# Directions:
When the string "name" is part of a line below, that line should be copied.

Records for this task START

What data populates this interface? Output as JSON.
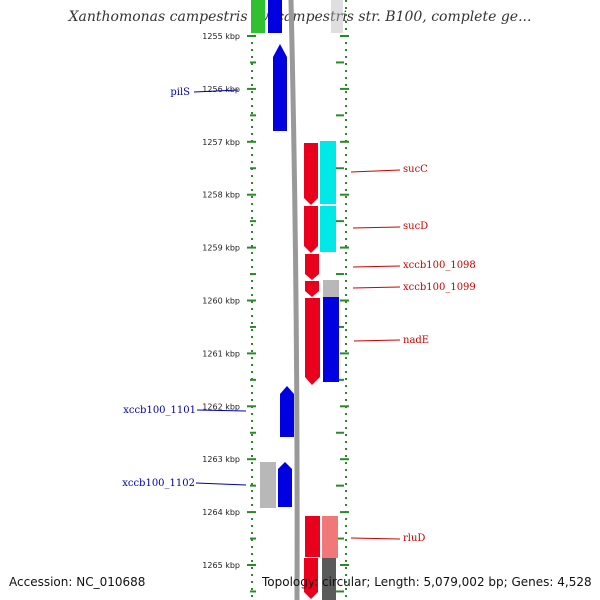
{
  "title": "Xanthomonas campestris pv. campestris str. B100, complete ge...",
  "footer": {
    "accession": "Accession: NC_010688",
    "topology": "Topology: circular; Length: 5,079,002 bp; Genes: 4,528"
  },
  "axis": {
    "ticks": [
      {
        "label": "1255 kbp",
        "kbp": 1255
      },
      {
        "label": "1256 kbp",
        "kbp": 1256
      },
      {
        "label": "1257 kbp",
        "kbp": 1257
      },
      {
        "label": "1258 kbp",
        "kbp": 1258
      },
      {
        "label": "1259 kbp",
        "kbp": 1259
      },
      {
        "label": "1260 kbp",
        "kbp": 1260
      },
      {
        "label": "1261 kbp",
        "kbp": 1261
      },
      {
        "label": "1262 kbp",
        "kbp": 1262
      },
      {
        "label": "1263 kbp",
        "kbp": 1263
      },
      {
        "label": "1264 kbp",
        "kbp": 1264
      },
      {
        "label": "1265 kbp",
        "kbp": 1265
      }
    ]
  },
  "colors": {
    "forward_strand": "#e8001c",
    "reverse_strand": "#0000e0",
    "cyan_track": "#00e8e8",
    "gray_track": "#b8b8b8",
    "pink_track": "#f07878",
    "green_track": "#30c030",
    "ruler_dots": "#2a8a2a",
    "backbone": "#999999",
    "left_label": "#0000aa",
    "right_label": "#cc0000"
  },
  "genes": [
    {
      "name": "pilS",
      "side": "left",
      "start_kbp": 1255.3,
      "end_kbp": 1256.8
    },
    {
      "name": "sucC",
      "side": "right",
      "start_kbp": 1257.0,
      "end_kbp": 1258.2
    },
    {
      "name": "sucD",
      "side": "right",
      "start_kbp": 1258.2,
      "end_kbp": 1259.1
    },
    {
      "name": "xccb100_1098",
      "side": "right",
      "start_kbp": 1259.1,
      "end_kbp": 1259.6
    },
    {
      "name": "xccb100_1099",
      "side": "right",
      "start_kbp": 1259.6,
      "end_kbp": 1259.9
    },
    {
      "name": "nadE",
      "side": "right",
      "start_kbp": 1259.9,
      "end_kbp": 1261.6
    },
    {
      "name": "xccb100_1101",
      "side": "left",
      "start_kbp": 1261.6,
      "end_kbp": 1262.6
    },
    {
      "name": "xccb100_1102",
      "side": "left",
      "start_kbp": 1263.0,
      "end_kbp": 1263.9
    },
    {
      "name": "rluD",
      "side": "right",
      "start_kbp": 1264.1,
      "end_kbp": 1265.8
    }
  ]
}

Records for this task END

# Answer to the problem:
      "name": "pilS",
      "name": "sucC",
      "name": "sucD",
      "name": "xccb100_1098",
      "name": "xccb100_1099",
      "name": "nadE",
      "name": "xccb100_1101",
      "name": "xccb100_1102",
      "name": "rluD",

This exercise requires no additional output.